The task: Starting at the first line and ending after the line that contains "chevron-down-icon — [1849, 216, 1863, 230]", rewrite the lines as a Markdown table with the columns Row and Line, numbering each row and omitting blank lines.

Data rows:
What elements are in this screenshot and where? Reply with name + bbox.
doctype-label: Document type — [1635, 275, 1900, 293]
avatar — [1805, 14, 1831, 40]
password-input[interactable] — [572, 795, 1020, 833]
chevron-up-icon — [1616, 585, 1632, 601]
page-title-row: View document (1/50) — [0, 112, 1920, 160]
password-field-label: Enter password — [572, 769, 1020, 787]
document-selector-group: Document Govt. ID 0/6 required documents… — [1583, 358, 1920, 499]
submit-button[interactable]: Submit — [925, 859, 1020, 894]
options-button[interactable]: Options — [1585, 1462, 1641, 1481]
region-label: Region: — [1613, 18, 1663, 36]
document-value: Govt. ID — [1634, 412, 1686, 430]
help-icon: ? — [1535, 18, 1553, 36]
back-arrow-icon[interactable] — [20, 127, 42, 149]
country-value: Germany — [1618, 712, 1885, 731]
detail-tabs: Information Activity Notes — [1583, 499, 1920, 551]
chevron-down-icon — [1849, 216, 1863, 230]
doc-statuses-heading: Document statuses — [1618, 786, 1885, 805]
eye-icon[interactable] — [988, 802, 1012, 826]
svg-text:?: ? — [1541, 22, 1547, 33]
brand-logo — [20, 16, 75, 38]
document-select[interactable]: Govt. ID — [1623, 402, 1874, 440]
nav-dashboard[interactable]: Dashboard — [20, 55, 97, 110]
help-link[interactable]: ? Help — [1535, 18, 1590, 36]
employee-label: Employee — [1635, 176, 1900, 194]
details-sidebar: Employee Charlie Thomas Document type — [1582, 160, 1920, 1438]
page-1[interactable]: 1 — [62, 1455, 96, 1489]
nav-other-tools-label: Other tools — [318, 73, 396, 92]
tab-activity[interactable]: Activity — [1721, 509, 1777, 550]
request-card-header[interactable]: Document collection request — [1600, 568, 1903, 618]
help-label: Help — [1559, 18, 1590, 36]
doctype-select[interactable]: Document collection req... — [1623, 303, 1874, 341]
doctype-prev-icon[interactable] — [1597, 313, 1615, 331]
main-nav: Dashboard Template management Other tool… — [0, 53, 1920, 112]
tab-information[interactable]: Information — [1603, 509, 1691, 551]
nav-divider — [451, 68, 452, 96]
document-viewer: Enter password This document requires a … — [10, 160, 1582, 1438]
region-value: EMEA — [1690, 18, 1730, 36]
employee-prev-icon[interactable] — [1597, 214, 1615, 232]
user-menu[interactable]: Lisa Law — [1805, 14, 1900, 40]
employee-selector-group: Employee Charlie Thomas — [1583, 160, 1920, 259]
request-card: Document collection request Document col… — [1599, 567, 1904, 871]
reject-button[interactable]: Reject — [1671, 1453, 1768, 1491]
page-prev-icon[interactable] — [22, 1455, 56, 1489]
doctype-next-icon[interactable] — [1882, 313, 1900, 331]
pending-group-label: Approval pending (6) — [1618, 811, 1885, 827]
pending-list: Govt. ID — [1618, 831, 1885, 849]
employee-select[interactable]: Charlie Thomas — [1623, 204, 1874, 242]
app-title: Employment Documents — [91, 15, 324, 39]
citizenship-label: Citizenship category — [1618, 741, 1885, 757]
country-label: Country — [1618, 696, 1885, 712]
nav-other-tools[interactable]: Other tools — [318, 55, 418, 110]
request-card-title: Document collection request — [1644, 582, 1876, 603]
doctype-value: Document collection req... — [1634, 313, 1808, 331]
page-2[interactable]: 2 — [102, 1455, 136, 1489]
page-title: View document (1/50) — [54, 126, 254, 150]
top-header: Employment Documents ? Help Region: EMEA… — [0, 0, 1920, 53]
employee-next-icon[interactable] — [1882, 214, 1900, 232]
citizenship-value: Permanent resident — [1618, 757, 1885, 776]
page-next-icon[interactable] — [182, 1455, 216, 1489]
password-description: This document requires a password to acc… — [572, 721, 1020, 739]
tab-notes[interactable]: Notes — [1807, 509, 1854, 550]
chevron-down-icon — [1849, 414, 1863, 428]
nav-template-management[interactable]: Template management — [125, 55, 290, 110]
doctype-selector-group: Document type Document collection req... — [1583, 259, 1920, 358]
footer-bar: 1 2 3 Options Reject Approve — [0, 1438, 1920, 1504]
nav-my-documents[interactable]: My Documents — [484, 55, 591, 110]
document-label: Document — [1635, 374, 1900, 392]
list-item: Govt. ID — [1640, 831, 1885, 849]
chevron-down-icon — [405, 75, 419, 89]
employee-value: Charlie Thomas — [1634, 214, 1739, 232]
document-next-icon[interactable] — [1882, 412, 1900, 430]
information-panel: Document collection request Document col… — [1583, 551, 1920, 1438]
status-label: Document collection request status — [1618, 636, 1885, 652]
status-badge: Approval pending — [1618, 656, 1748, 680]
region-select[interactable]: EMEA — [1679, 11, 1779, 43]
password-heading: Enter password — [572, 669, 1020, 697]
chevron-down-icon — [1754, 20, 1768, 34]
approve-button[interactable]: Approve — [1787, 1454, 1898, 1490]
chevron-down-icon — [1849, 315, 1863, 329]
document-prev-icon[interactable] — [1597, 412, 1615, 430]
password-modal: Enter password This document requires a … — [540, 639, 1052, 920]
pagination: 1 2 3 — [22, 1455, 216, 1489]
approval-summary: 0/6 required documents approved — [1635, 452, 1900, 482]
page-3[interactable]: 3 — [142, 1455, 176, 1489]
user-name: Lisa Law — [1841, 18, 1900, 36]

Full output:
| Row | Line |
|---|---|
| 1 | What elements are in this screenshot and where? Reply with name + bbox. |
| 2 | doctype-label: Document type — [1635, 275, 1900, 293] |
| 3 | avatar — [1805, 14, 1831, 40] |
| 4 | password-input[interactable] — [572, 795, 1020, 833] |
| 5 | chevron-up-icon — [1616, 585, 1632, 601] |
| 6 | page-title-row: View document (1/50) — [0, 112, 1920, 160] |
| 7 | password-field-label: Enter password — [572, 769, 1020, 787] |
| 8 | document-selector-group: Document Govt. ID 0/6 required documents… — [1583, 358, 1920, 499] |
| 9 | submit-button[interactable]: Submit — [925, 859, 1020, 894] |
| 10 | options-button[interactable]: Options — [1585, 1462, 1641, 1481] |
| 11 | region-label: Region: — [1613, 18, 1663, 36] |
| 12 | document-value: Govt. ID — [1634, 412, 1686, 430] |
| 13 | help-icon: ? — [1535, 18, 1553, 36] |
| 14 | back-arrow-icon[interactable] — [20, 127, 42, 149] |
| 15 | country-value: Germany — [1618, 712, 1885, 731] |
| 16 | detail-tabs: Information Activity Notes — [1583, 499, 1920, 551] |
| 17 | chevron-down-icon — [1849, 216, 1863, 230] |